Lines excerpted from a collection
+++
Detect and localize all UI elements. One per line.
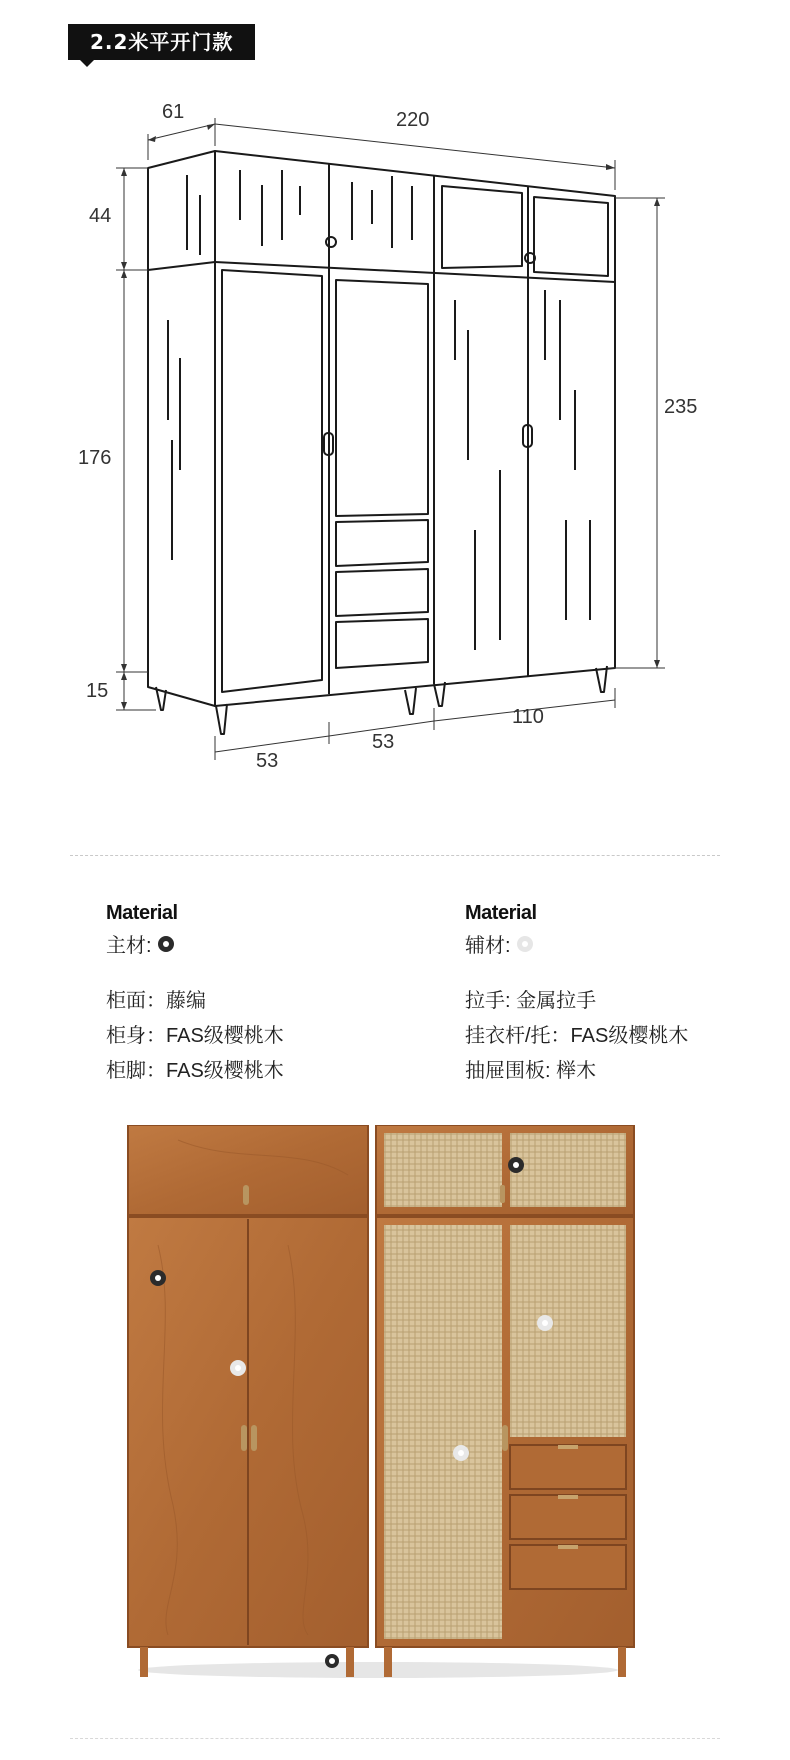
dim-segment-2: 53 [372,731,395,753]
dim-top-height: 44 [89,205,112,227]
section-divider [70,855,720,856]
wardrobe-line-drawing [0,80,790,780]
spec-item: 柜脚：FAS级樱桃木 [106,1060,284,1082]
section-title: 2.2米平开门款 [68,24,255,60]
spec-item: 柜身：FAS级樱桃木 [106,1025,284,1047]
dim-width: 220 [396,109,430,131]
spec-item: 抽屉围板: 榉木 [465,1060,597,1082]
spec-item: 柜面：藤编 [106,990,206,1012]
wardrobe-product-image [118,1125,638,1685]
material-secondary [465,902,688,1089]
light-dot-icon [517,936,533,952]
material-label [106,929,284,958]
dim-depth: 61 [162,101,185,123]
material-label-text: 主材: [106,935,152,957]
dim-segment-1: 53 [256,750,279,772]
dim-body-height: 176 [78,447,112,469]
dim-segment-3: 110 [512,706,544,728]
spec-item: 挂衣杆/托：FAS级樱桃木 [465,1025,689,1047]
dark-dot-icon [158,936,174,952]
dim-leg-height: 15 [86,680,109,702]
spec-list [106,984,284,1089]
material-heading: Material [465,902,537,924]
material-label-text: 辅材: [465,935,511,957]
title-notch [80,60,94,67]
spec-item: 拉手: 金属拉手 [465,990,597,1012]
material-label [465,929,688,958]
dim-total-height: 235 [664,396,698,418]
material-heading: Material [106,902,178,924]
material-main [106,902,284,1089]
spec-list [465,984,688,1089]
bottom-divider [70,1738,720,1739]
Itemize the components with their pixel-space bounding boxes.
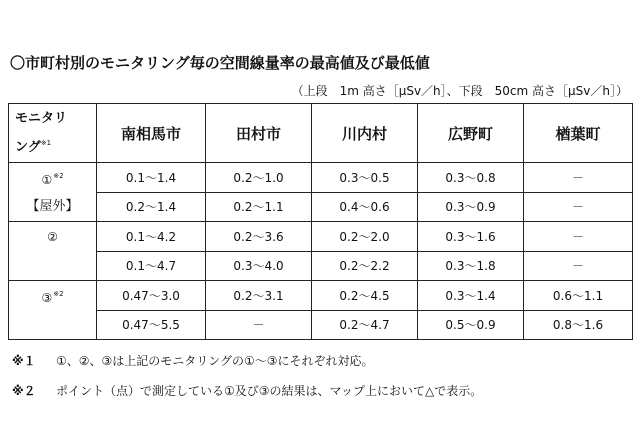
table-cell: 0.4～0.6 [312, 192, 418, 222]
row-label-2-sub [9, 251, 97, 281]
table-cell: 0.47～3.0 [97, 281, 206, 311]
footnote-1-text: ①、②、③は上記のモニタリングの①～③にそれぞれ対応。 [56, 354, 374, 368]
table-cell: － [206, 310, 312, 340]
corner-label-line2: ング [15, 139, 41, 155]
unit-note: （上段 1m 高さ［μSv／h］、下段 50cm 高さ［μSv／h］） [291, 84, 628, 98]
table-row [9, 192, 633, 222]
table-row [9, 281, 633, 311]
table-cell: 0.3～1.8 [418, 251, 524, 281]
table-cell: 0.2～4.5 [312, 281, 418, 311]
footnotes [12, 346, 482, 406]
corner-label-sup: ※1 [40, 138, 52, 147]
radiation-table [8, 103, 633, 340]
table-cell: 0.2～2.2 [312, 251, 418, 281]
footnote-1 [12, 346, 482, 376]
col-header-naraha: 楢葉町 [524, 104, 633, 163]
table-cell: 0.2～3.6 [206, 222, 312, 252]
table-row [9, 251, 633, 281]
table-cell: 0.6～1.1 [524, 281, 633, 311]
table-cell: 0.3～4.0 [206, 251, 312, 281]
table-cell: 0.2～1.0 [206, 163, 312, 193]
col-header-hirono: 広野町 [418, 104, 524, 163]
corner-label [9, 107, 96, 160]
table-cell: － [524, 251, 633, 281]
table-cell: 0.47～5.5 [97, 310, 206, 340]
table-row [9, 163, 633, 193]
table-row [9, 310, 633, 340]
row-label-2-text: ② [47, 229, 58, 244]
row-label-1-text: ① [41, 172, 53, 187]
table-cell: 0.3～0.8 [418, 163, 524, 193]
header-row [9, 104, 633, 163]
table-cell: 0.3～1.6 [418, 222, 524, 252]
table-row [9, 222, 633, 252]
table-cell: 0.2～1.4 [97, 192, 206, 222]
table-cell: 0.2～4.7 [312, 310, 418, 340]
table-cell: 0.1～1.4 [97, 163, 206, 193]
row-label-1-sub: 【屋外】 [9, 192, 97, 222]
col-header-kawauchi: 川内村 [312, 104, 418, 163]
row-label-1-sup: ※2 [53, 171, 64, 180]
col-header-tamura: 田村市 [206, 104, 312, 163]
corner-label-line1: モニタリ [15, 110, 68, 126]
table-cell: 0.8～1.6 [524, 310, 633, 340]
footnote-2-text: ポイント（点）で測定している①及び③の結果は、マップ上において△で表示。 [56, 384, 483, 398]
table-cell: － [524, 222, 633, 252]
table-cell: 0.1～4.2 [97, 222, 206, 252]
footnote-2 [12, 376, 482, 406]
row-label-3 [9, 281, 97, 311]
row-label-3-sub [9, 310, 97, 340]
table-cell: － [524, 192, 633, 222]
table-cell: 0.3～1.4 [418, 281, 524, 311]
corner-header [9, 104, 97, 163]
table-cell: 0.1～4.7 [97, 251, 206, 281]
footnote-1-mark: ※１ [12, 354, 36, 368]
table-cell: 0.2～1.1 [206, 192, 312, 222]
table-cell: 0.3～0.5 [312, 163, 418, 193]
page-heading: 〇市町村別のモニタリング毎の空間線量率の最高値及び最低値 [10, 54, 430, 72]
col-header-minamisoma: 南相馬市 [97, 104, 206, 163]
footnote-2-mark: ※２ [12, 384, 36, 398]
table-cell: － [524, 163, 633, 193]
table-cell: 0.2～2.0 [312, 222, 418, 252]
table-cell: 0.5～0.9 [418, 310, 524, 340]
table-cell: 0.3～0.9 [418, 192, 524, 222]
table-cell: 0.2～3.1 [206, 281, 312, 311]
row-label-3-text: ③ [41, 290, 53, 305]
row-label-3-sup: ※2 [53, 289, 64, 298]
row-label-2 [9, 222, 97, 252]
row-label-1 [9, 163, 97, 193]
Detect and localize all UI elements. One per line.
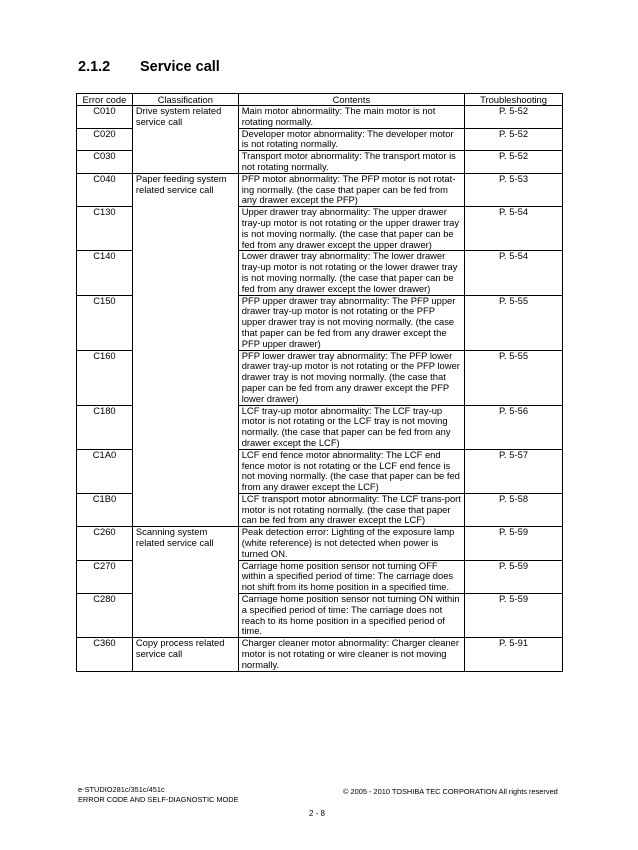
- troubleshooting-cell: P. 5-58: [465, 493, 563, 526]
- troubleshooting-cell: P. 5-56: [465, 405, 563, 449]
- table-body: [77, 106, 563, 672]
- error-code-cell: C270: [77, 560, 133, 593]
- troubleshooting-cell: P. 5-52: [465, 106, 563, 129]
- contents-cell: Charger cleaner motor abnormality: Charger cleaner motor is not rotating or wire cleaner is not moving normally.: [238, 638, 464, 671]
- troubleshooting-cell: P. 5-91: [465, 638, 563, 671]
- contents-cell: Transport motor abnormality: The transport motor is not rotating normally.: [238, 151, 464, 174]
- section-heading: [78, 59, 220, 75]
- error-code-cell: C140: [77, 251, 133, 295]
- troubleshooting-cell: P. 5-55: [465, 350, 563, 405]
- troubleshooting-cell: P. 5-54: [465, 207, 563, 251]
- contents-cell: Developer motor abnormality: The developer motor is not rotating normally.: [238, 128, 464, 151]
- error-code-cell: C150: [77, 295, 133, 350]
- troubleshooting-cell: P. 5-52: [465, 151, 563, 174]
- error-code-cell: C280: [77, 594, 133, 638]
- section-title: Service call: [140, 59, 220, 75]
- error-code-cell: C030: [77, 151, 133, 174]
- troubleshooting-cell: P. 5-57: [465, 449, 563, 493]
- table-row: [77, 173, 563, 206]
- header-classification: Classification: [132, 94, 238, 106]
- error-code-cell: C010: [77, 106, 133, 129]
- table-row: [77, 527, 563, 560]
- contents-cell: LCF end fence motor abnormality: The LCF end fence motor is not rotating or the LCF end fence is not moving normally. (the case that paper can be fed from any drawer except the LCF): [238, 449, 464, 493]
- contents-cell: LCF tray-up motor abnormality: The LCF tray-up motor is not rotating or the LCF tray is not moving normally. (the case that paper can be fed from any drawer except the LCF): [238, 405, 464, 449]
- table-header-row: [77, 94, 563, 106]
- error-code-cell: C040: [77, 173, 133, 206]
- header-troubleshooting: Troubleshooting: [465, 94, 563, 106]
- troubleshooting-cell: P. 5-54: [465, 251, 563, 295]
- error-code-cell: C180: [77, 405, 133, 449]
- contents-cell: PFP upper drawer tray abnormality: The PFP upper drawer tray-up motor is not rotating or the PFP upper drawer tray is not moving normally. (the case that paper can be fed from any drawer except the PFP upper drawer): [238, 295, 464, 350]
- footer-copyright: © 2005 - 2010 TOSHIBA TEC CORPORATION All rights reserved: [343, 787, 558, 796]
- table-row: [77, 106, 563, 129]
- troubleshooting-cell: P. 5-59: [465, 527, 563, 560]
- contents-cell: Carriage home position sensor not turning ON within a specified period of time: The carriage does not reach to its home position in a specified period of time.: [238, 594, 464, 638]
- error-code-cell: C1A0: [77, 449, 133, 493]
- classification-cell: Copy process related service call: [132, 638, 238, 671]
- error-code-cell: C020: [77, 128, 133, 151]
- contents-cell: Main motor abnormality: The main motor is not rotating normally.: [238, 106, 464, 129]
- troubleshooting-cell: P. 5-52: [465, 128, 563, 151]
- contents-cell: PFP lower drawer tray abnormality: The PFP lower drawer tray-up motor is not rotating or the PFP lower drawer tray is not moving normally. (the case that paper can be fed from any drawer except the PFP lower drawer): [238, 350, 464, 405]
- error-code-cell: C160: [77, 350, 133, 405]
- error-code-cell: C130: [77, 207, 133, 251]
- contents-cell: Peak detection error: Lighting of the exposure lamp (white reference) is not detected when power is turned ON.: [238, 527, 464, 560]
- contents-cell: Carriage home position sensor not turning OFF within a specified period of time: The carriage does not shift from its home position in a specified time.: [238, 560, 464, 593]
- header-contents: Contents: [238, 94, 464, 106]
- classification-cell: Scanning system related service call: [132, 527, 238, 638]
- contents-cell: Lower drawer tray abnormality: The lower drawer tray-up motor is not rotating or the lower drawer tray is not moving normally. (the case that paper can be fed from any drawer except the lower drawer): [238, 251, 464, 295]
- troubleshooting-cell: P. 5-55: [465, 295, 563, 350]
- footer-left: [78, 785, 239, 805]
- classification-cell: Paper feeding system related service call: [132, 173, 238, 527]
- header-error-code: Error code: [77, 94, 133, 106]
- page-number: 2 - 8: [309, 809, 326, 818]
- troubleshooting-cell: P. 5-59: [465, 560, 563, 593]
- error-code-cell: C260: [77, 527, 133, 560]
- troubleshooting-cell: P. 5-53: [465, 173, 563, 206]
- classification-cell: Drive system related service call: [132, 106, 238, 174]
- footer-model: e-STUDIO281c/351c/451c: [78, 785, 165, 794]
- error-code-cell: C360: [77, 638, 133, 671]
- section-number: 2.1.2: [78, 59, 111, 75]
- contents-cell: PFP motor abnormality: The PFP motor is not rotat-ing normally. (the case that paper can be fed from any drawer except the PFP): [238, 173, 464, 206]
- contents-cell: LCF transport motor abnormality: The LCF trans-port motor is not rotating normally. (the case that paper can be fed from any drawer except the LCF): [238, 493, 464, 526]
- troubleshooting-cell: P. 5-59: [465, 594, 563, 638]
- table-row: [77, 638, 563, 671]
- footer-chapter: ERROR CODE AND SELF-DIAGNOSTIC MODE: [78, 795, 239, 804]
- contents-cell: Upper drawer tray abnormality: The upper drawer tray-up motor is not rotating or the upper drawer tray is not moving normally. (the case that paper can be fed from any drawer except the upper drawer): [238, 207, 464, 251]
- error-code-cell: C1B0: [77, 493, 133, 526]
- service-call-table: [76, 93, 563, 672]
+++
Copy everything from the line containing "- troubleshooting-cell: P. 5-58: [465, 493, 563, 526]" down to the line containing "- troubleshooting-cell: P. 5-52: [465, 106, 563, 129]", with both of those lines included.

▸ **Task response**:
- troubleshooting-cell: P. 5-58: [465, 493, 563, 526]
- troubleshooting-cell: P. 5-56: [465, 405, 563, 449]
- table-body: [77, 106, 563, 672]
- error-code-cell: C270: [77, 560, 133, 593]
- troubleshooting-cell: P. 5-52: [465, 106, 563, 129]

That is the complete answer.